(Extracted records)
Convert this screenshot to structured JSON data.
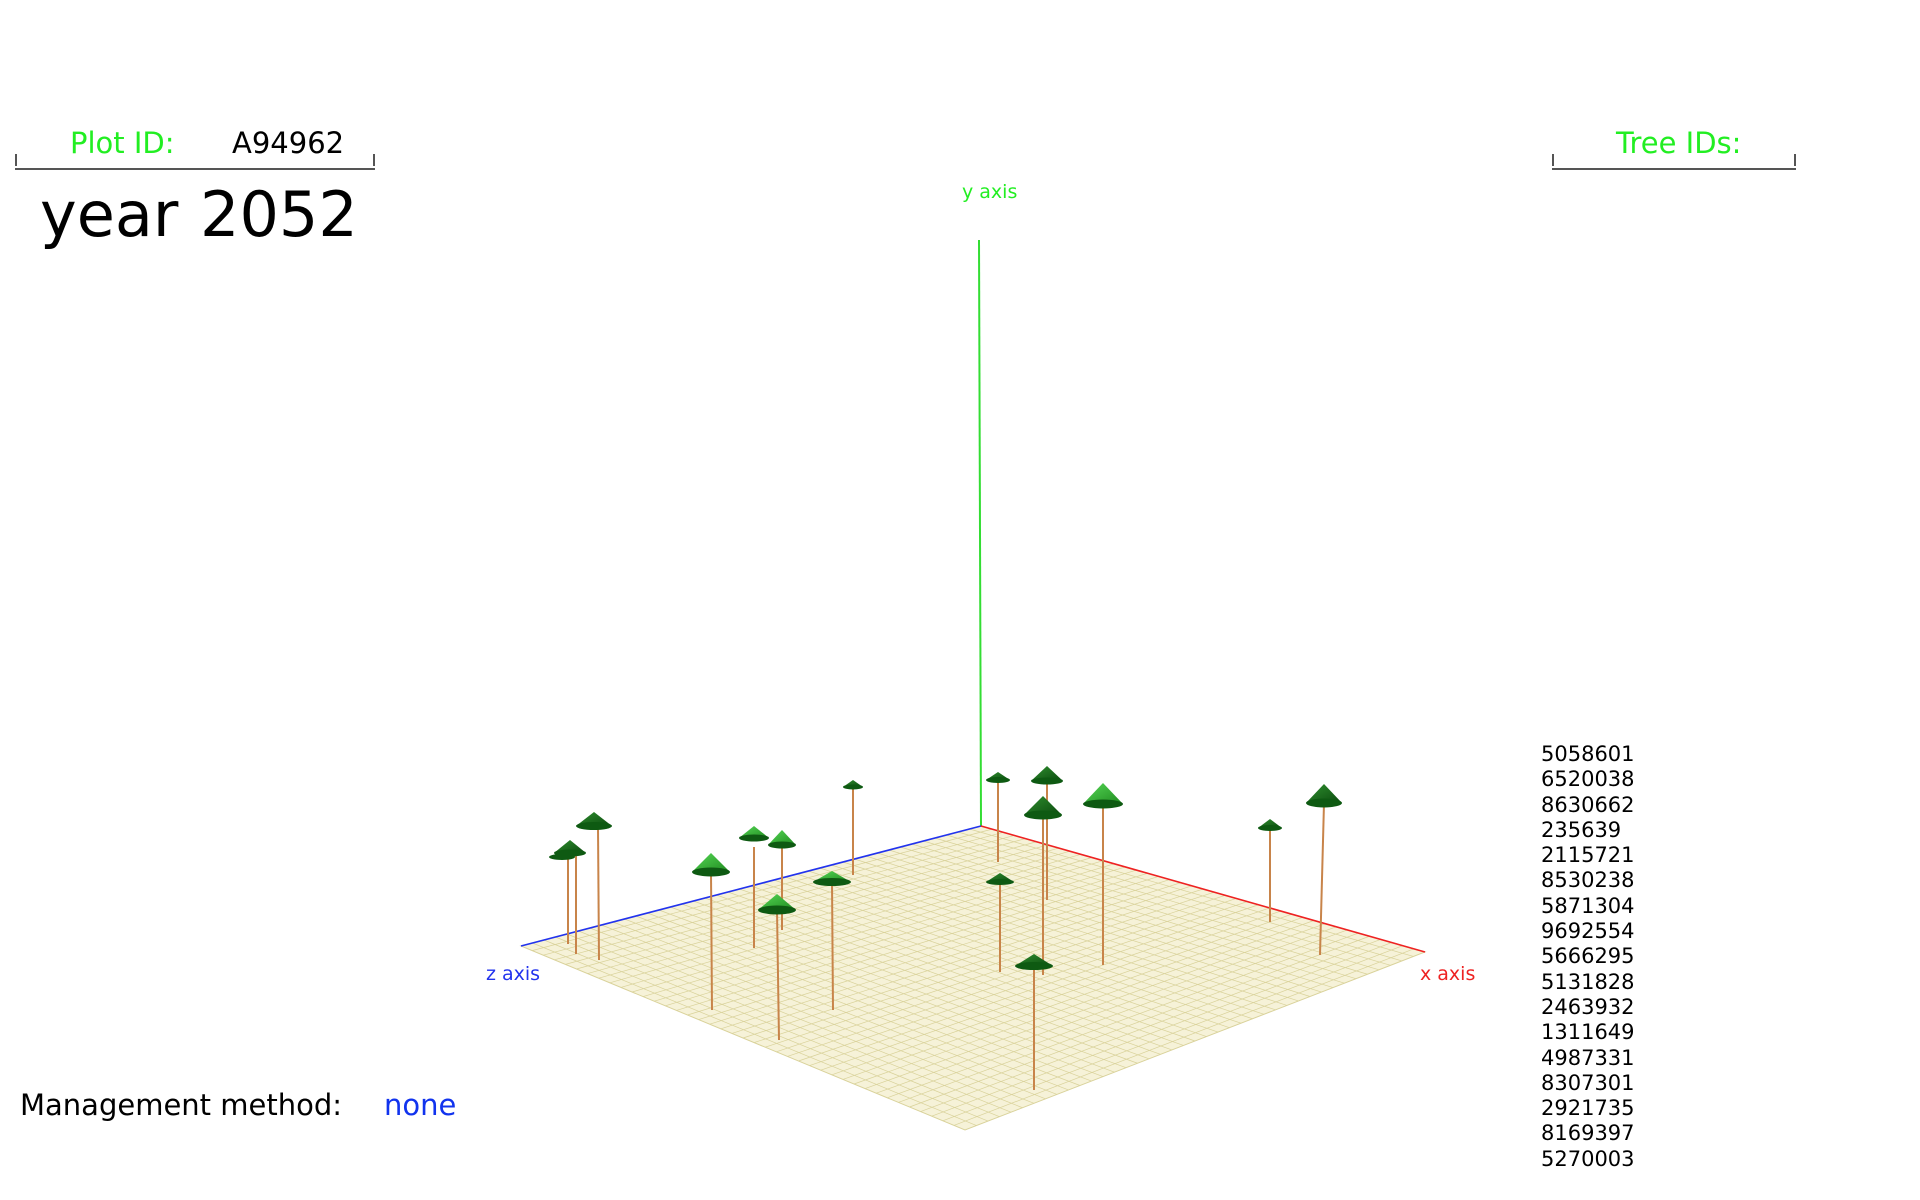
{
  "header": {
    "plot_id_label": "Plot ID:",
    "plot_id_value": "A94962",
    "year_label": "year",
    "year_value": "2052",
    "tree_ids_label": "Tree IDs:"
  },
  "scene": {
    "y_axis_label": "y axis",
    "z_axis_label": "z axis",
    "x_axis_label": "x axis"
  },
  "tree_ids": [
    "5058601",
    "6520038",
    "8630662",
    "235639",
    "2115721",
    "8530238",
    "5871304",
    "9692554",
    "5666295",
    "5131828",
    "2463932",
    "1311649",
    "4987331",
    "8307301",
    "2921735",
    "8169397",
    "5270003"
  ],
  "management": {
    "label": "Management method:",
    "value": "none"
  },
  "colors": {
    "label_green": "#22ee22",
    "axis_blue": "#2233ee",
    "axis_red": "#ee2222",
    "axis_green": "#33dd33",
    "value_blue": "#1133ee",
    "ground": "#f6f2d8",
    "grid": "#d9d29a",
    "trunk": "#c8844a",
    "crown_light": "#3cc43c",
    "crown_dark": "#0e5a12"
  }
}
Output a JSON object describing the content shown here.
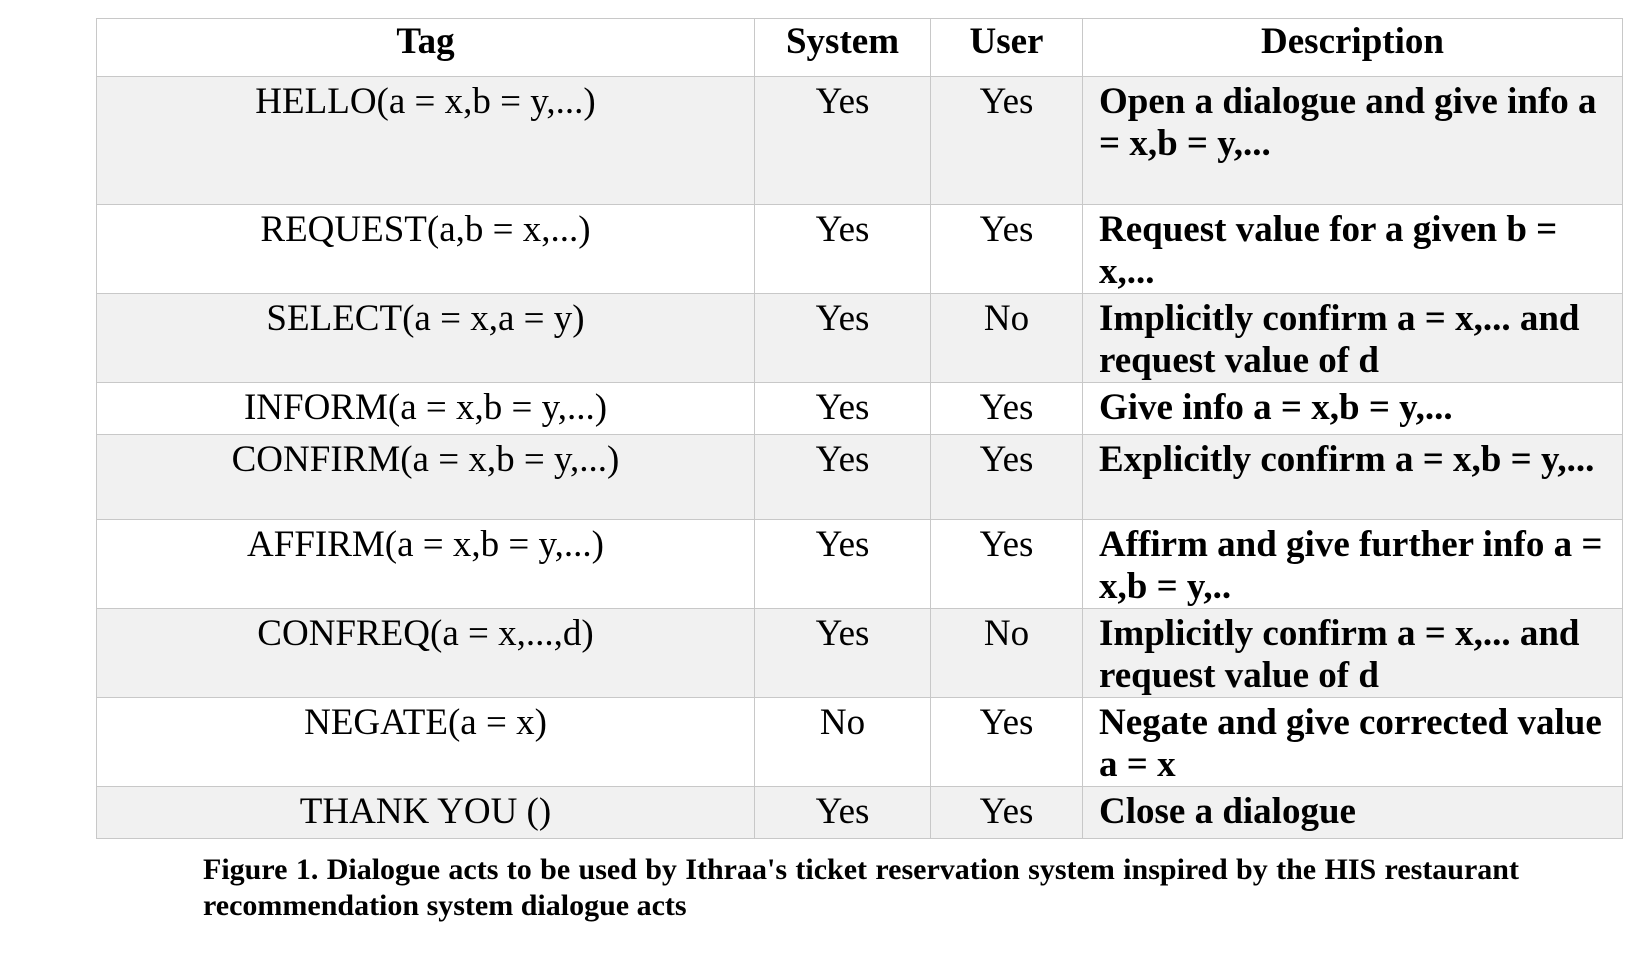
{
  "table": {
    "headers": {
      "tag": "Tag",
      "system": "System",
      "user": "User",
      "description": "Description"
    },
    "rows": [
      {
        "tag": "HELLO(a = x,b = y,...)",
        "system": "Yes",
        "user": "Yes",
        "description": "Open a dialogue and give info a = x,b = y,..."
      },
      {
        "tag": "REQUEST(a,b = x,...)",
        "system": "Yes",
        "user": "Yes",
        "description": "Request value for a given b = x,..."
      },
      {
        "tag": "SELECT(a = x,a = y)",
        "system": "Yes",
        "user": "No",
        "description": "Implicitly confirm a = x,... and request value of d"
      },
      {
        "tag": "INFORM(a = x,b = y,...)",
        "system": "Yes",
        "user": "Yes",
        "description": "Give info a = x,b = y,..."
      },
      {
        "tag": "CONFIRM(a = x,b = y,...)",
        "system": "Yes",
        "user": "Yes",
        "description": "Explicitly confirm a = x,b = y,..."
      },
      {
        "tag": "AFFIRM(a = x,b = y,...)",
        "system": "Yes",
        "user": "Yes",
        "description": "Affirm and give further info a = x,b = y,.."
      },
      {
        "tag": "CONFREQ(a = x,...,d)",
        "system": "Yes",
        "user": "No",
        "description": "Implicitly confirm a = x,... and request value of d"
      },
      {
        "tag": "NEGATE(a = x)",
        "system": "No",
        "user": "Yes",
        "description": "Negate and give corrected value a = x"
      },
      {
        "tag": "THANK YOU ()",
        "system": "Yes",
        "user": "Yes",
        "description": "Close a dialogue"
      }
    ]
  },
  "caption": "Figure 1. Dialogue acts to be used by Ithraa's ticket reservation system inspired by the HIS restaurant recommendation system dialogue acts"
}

### What is asked
Repeat all of the data above word for word, minus the pictures.

### Task result
Convert this screenshot to structured JSON data.
{
  "header": {
    "plot_id_label": "Plot ID:",
    "plot_id_value": "A94962",
    "year_label": "year",
    "year_value": "2052",
    "tree_ids_label": "Tree IDs:"
  },
  "scene": {
    "y_axis_label": "y axis",
    "z_axis_label": "z axis",
    "x_axis_label": "x axis"
  },
  "tree_ids": [
    "5058601",
    "6520038",
    "8630662",
    "235639",
    "2115721",
    "8530238",
    "5871304",
    "9692554",
    "5666295",
    "5131828",
    "2463932",
    "1311649",
    "4987331",
    "8307301",
    "2921735",
    "8169397",
    "5270003"
  ],
  "management": {
    "label": "Management method:",
    "value": "none"
  },
  "colors": {
    "label_green": "#22ee22",
    "axis_blue": "#2233ee",
    "axis_red": "#ee2222",
    "axis_green": "#33dd33",
    "value_blue": "#1133ee",
    "ground": "#f6f2d8",
    "grid": "#d9d29a",
    "trunk": "#c8844a",
    "crown_light": "#3cc43c",
    "crown_dark": "#0e5a12"
  }
}
Output a JSON object describing the content shown here.
{
  "table": {
    "headers": {
      "tag": "Tag",
      "system": "System",
      "user": "User",
      "description": "Description"
    },
    "rows": [
      {
        "tag": "HELLO(a = x,b = y,...)",
        "system": "Yes",
        "user": "Yes",
        "description": "Open a dialogue and give info a = x,b = y,..."
      },
      {
        "tag": "REQUEST(a,b = x,...)",
        "system": "Yes",
        "user": "Yes",
        "description": "Request value for a given b = x,..."
      },
      {
        "tag": "SELECT(a = x,a = y)",
        "system": "Yes",
        "user": "No",
        "description": "Implicitly confirm a = x,... and request value of d"
      },
      {
        "tag": "INFORM(a = x,b = y,...)",
        "system": "Yes",
        "user": "Yes",
        "description": "Give info a = x,b = y,..."
      },
      {
        "tag": "CONFIRM(a = x,b = y,...)",
        "system": "Yes",
        "user": "Yes",
        "description": "Explicitly confirm a = x,b = y,..."
      },
      {
        "tag": "AFFIRM(a = x,b = y,...)",
        "system": "Yes",
        "user": "Yes",
        "description": "Affirm and give further info a = x,b = y,.."
      },
      {
        "tag": "CONFREQ(a = x,...,d)",
        "system": "Yes",
        "user": "No",
        "description": "Implicitly confirm a = x,... and request value of d"
      },
      {
        "tag": "NEGATE(a = x)",
        "system": "No",
        "user": "Yes",
        "description": "Negate and give corrected value a = x"
      },
      {
        "tag": "THANK YOU ()",
        "system": "Yes",
        "user": "Yes",
        "description": "Close a dialogue"
      }
    ]
  },
  "caption": "Figure 1. Dialogue acts to be used by Ithraa's ticket reservation system inspired by the HIS restaurant recommendation system dialogue acts"
}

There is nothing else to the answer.